## Stated goal
Examine the entries below, count the lines holding the string "subtitle", and respond with the number only.

## Information given
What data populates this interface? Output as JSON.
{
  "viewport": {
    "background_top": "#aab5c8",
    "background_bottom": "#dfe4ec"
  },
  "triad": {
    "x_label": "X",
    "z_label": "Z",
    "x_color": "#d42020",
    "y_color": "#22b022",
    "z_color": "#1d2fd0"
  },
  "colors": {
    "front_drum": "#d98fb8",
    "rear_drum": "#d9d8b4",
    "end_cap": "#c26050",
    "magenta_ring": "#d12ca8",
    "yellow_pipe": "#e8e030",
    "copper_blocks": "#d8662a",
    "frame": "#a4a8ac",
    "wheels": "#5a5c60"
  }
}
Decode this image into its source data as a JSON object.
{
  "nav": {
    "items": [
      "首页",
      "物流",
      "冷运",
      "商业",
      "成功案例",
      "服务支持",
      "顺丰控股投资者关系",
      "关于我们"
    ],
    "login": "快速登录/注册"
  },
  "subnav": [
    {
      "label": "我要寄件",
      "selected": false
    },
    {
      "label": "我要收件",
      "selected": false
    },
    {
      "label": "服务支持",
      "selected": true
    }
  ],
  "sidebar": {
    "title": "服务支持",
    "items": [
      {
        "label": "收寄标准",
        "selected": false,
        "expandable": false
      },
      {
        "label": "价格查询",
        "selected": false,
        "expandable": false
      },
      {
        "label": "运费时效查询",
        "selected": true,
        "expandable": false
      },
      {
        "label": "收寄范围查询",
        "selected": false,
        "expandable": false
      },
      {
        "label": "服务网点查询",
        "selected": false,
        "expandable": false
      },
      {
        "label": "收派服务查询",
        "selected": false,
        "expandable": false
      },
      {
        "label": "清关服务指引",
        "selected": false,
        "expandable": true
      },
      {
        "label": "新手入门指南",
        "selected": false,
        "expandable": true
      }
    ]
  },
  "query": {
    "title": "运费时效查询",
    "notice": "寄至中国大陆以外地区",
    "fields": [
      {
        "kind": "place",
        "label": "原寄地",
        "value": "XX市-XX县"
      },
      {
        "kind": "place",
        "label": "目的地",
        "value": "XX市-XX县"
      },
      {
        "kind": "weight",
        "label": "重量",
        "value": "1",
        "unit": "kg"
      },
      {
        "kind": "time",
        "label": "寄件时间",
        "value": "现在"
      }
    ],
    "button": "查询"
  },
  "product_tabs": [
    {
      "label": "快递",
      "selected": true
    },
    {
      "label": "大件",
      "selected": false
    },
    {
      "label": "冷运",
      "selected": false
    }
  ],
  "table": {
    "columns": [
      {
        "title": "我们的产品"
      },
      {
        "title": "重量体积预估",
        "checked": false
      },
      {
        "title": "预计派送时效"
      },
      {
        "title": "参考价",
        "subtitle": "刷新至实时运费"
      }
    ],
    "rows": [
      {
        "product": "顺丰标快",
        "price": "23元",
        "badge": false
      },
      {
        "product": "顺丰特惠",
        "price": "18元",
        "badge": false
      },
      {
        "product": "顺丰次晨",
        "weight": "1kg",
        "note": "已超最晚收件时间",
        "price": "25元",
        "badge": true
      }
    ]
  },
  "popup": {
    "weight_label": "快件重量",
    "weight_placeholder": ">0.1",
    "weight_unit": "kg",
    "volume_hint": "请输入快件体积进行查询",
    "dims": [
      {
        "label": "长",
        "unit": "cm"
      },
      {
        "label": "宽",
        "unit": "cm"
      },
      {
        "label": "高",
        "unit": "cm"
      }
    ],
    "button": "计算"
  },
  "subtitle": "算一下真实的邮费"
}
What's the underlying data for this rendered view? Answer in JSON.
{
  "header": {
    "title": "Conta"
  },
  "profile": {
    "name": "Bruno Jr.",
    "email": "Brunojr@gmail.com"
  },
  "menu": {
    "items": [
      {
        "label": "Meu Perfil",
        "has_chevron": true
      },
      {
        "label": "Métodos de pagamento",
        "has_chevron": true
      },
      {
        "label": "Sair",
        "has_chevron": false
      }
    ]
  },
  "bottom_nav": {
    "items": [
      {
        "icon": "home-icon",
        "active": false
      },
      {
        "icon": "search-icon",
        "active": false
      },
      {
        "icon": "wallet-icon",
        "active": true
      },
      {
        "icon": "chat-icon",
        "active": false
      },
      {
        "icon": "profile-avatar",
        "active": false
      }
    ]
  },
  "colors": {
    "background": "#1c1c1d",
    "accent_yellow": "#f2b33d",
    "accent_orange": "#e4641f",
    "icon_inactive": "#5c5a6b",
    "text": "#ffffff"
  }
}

## Solution to this task
2